[Recorded data]

-------------------------

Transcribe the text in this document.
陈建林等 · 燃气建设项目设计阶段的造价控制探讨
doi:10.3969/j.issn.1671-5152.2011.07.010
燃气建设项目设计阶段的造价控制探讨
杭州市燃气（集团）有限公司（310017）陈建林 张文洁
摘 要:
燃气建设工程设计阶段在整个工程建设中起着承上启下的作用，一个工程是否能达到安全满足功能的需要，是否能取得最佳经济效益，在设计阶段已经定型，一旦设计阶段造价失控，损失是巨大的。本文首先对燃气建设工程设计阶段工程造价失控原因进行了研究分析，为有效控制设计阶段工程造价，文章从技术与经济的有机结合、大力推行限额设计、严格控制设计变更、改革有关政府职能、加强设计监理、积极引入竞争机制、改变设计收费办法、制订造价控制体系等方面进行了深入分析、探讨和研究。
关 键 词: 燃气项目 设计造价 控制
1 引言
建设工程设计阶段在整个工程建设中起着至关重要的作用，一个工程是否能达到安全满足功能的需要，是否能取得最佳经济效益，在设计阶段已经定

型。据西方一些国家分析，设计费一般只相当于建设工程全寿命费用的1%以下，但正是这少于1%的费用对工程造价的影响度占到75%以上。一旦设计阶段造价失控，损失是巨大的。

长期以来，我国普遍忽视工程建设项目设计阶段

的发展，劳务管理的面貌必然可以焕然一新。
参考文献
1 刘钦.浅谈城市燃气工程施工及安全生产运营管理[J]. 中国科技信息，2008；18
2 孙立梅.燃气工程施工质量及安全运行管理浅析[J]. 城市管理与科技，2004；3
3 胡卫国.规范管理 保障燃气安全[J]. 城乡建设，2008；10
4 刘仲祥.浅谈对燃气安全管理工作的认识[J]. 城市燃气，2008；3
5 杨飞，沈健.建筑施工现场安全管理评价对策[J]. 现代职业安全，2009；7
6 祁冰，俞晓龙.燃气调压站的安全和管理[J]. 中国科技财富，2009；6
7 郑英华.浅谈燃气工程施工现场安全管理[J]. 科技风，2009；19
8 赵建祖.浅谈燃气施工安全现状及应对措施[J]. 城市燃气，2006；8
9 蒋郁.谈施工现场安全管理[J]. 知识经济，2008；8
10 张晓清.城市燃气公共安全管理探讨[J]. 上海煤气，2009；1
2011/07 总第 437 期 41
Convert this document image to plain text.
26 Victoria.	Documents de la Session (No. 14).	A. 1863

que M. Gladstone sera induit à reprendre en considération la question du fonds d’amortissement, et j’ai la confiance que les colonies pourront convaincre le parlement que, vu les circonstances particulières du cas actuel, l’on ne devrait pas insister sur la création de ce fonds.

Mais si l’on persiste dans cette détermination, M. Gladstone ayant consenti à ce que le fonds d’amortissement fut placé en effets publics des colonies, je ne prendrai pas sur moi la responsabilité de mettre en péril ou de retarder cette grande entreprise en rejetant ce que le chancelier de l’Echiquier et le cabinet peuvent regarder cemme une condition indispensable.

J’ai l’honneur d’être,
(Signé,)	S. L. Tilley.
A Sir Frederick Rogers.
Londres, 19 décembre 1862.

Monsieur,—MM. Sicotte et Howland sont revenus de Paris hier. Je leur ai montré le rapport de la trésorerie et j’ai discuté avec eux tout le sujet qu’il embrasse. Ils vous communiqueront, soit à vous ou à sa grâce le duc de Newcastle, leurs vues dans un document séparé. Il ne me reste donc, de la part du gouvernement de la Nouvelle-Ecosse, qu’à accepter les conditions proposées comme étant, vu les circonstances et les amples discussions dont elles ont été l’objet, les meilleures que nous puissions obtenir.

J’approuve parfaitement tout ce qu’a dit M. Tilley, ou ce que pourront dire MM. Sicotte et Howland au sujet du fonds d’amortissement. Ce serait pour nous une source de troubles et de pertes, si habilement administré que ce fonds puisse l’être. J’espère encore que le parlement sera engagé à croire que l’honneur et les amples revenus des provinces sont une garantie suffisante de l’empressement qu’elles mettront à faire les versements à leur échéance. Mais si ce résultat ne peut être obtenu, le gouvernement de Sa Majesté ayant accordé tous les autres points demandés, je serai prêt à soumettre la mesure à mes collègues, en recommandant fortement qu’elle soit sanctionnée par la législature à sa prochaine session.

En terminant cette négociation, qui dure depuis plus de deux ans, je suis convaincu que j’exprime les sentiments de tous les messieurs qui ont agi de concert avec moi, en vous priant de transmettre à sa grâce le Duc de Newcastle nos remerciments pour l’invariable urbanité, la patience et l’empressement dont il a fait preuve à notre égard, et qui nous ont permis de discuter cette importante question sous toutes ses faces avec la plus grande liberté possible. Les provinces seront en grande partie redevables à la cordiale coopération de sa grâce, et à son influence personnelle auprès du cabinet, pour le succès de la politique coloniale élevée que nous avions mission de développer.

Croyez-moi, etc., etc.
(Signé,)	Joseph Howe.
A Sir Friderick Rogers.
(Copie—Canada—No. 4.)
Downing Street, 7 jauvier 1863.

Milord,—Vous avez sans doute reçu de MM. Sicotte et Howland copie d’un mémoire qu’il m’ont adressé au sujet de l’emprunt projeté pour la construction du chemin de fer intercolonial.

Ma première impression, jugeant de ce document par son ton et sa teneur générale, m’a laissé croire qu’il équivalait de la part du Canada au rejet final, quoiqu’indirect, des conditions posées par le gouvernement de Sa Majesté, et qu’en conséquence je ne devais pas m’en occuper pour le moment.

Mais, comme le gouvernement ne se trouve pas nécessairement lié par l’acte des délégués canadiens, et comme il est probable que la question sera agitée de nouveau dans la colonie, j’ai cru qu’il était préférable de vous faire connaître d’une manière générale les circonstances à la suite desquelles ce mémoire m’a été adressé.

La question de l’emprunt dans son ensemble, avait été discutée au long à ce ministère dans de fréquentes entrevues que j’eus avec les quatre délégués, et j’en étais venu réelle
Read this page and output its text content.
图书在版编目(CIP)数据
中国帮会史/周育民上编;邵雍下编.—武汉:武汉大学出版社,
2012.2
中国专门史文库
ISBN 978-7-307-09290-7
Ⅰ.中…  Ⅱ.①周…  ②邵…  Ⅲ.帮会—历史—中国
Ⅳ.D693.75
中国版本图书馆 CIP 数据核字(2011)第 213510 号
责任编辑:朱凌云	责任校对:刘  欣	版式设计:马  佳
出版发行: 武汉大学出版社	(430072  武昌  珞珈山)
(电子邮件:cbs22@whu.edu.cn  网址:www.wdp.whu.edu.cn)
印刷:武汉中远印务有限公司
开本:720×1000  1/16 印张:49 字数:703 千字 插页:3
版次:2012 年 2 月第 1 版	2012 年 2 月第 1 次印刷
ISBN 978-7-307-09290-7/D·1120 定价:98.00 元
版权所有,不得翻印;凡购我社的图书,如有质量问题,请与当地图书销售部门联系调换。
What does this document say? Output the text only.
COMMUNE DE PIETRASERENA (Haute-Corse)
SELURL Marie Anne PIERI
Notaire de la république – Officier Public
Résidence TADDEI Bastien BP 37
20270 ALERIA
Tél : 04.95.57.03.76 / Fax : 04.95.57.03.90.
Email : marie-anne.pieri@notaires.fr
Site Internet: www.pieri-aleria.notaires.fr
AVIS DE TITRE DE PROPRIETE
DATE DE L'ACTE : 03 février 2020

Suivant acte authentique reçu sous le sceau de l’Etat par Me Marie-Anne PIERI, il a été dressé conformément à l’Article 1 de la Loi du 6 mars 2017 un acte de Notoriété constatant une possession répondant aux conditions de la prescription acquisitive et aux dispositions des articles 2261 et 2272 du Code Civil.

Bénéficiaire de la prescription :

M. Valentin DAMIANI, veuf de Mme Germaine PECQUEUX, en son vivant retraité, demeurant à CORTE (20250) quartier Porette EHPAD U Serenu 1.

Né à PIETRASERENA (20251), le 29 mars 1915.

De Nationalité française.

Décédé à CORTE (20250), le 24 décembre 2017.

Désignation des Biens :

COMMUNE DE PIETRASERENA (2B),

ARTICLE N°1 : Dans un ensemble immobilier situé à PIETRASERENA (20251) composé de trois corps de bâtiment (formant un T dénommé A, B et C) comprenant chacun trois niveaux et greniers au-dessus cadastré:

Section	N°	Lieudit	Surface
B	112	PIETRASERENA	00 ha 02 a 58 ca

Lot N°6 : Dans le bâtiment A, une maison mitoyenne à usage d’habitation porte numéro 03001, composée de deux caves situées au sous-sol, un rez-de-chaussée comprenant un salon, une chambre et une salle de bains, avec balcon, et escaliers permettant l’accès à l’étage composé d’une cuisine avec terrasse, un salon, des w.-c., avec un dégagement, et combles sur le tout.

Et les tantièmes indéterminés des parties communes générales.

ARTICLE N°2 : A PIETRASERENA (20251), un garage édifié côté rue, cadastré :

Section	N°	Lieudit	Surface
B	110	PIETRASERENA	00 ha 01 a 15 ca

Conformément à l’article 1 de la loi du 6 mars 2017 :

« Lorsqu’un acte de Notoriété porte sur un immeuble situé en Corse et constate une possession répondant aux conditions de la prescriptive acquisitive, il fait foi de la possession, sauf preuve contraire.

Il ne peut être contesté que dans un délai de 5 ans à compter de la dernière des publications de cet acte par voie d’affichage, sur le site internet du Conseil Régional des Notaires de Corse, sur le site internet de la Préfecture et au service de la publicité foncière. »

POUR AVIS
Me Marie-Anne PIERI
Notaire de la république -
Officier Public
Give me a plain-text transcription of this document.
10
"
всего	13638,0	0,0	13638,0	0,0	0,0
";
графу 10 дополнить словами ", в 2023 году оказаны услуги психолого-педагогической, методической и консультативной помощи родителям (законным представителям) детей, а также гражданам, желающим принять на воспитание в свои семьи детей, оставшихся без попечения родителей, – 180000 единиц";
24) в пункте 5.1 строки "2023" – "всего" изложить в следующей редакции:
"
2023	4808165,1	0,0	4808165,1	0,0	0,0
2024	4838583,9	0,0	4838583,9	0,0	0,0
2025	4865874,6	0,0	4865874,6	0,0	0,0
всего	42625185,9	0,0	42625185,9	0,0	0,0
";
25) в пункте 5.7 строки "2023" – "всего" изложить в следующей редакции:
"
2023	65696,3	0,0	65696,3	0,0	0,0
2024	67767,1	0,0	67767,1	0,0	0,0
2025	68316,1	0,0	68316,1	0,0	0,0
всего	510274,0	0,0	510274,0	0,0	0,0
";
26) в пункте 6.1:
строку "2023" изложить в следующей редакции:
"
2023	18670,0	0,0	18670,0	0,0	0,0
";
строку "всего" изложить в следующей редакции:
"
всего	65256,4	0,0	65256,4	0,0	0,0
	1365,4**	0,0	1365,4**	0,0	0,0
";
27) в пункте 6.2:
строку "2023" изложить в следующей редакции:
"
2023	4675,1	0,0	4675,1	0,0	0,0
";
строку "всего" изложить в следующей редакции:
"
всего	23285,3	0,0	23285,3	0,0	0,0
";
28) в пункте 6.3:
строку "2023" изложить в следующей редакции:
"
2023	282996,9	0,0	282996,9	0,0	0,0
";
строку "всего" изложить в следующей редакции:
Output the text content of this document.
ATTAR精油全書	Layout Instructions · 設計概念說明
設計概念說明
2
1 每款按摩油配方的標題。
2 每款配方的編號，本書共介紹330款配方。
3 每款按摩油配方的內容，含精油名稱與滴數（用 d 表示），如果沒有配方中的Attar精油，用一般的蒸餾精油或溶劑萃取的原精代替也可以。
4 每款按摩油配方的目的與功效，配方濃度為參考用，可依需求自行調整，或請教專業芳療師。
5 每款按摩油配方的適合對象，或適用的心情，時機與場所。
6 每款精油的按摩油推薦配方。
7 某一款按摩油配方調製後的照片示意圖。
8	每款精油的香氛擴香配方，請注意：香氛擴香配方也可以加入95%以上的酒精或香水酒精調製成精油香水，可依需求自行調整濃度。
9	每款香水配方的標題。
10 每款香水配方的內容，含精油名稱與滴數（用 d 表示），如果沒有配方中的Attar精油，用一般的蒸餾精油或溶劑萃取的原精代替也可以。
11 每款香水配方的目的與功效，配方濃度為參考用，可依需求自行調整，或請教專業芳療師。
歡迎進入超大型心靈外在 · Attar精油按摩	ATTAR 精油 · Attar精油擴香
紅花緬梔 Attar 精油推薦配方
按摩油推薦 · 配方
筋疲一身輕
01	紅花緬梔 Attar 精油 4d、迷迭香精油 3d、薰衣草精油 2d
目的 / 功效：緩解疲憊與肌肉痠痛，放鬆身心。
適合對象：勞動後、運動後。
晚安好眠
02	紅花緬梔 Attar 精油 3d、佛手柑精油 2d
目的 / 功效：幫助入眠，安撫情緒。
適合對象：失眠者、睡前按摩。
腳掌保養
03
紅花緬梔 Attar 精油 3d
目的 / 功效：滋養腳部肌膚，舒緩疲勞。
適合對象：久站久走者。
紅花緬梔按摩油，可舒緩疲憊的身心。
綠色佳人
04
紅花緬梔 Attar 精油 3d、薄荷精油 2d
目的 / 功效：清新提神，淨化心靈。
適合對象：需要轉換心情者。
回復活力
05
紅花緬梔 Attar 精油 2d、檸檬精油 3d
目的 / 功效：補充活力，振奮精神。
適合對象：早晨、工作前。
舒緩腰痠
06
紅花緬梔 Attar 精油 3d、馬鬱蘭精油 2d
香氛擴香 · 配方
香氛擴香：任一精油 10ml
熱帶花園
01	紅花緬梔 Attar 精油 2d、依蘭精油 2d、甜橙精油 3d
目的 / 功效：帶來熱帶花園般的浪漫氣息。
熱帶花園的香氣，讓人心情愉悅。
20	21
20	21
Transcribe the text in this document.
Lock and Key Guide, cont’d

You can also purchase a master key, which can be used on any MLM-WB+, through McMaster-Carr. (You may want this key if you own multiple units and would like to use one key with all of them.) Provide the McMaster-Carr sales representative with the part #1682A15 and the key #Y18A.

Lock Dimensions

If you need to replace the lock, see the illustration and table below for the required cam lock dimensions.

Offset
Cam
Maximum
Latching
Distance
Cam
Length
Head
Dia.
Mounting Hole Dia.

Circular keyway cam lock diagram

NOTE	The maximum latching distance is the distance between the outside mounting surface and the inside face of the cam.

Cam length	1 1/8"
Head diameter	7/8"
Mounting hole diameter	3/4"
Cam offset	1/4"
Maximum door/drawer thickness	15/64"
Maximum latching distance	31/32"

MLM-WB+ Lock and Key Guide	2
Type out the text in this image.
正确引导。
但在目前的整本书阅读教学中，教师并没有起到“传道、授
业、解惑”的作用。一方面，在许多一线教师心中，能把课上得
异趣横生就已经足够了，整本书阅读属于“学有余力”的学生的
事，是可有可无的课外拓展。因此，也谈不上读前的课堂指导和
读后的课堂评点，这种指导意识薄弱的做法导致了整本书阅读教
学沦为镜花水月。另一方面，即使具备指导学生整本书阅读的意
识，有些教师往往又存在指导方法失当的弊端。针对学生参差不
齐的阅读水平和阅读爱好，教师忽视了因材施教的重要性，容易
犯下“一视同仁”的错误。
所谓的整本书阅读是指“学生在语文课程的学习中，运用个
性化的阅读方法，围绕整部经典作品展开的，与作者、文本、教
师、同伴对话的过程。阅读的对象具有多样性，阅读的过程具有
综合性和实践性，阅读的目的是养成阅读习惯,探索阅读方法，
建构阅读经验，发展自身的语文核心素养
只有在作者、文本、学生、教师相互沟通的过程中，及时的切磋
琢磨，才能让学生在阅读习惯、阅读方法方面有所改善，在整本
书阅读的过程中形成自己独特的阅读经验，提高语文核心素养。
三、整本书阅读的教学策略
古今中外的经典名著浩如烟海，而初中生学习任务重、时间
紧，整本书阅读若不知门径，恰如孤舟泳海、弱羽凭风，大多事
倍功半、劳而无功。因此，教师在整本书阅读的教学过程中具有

-------------------------

• _Given request_:
Scan the material for lines with the word "如果沒有配方中的Attar精油", and copy each line you find.

• _Reply to the task_:
3 每款按摩油配方的內容，含精油名稱與滴數（用 d 表示），如果沒有配方中的Attar精油，用一般的蒸餾精油或溶劑萃取的原精代替也可以。
10 每款香水配方的內容，含精油名稱與滴數（用 d 表示），如果沒有配方中的Attar精油，用一般的蒸餾精油或溶劑萃取的原精代替也可以。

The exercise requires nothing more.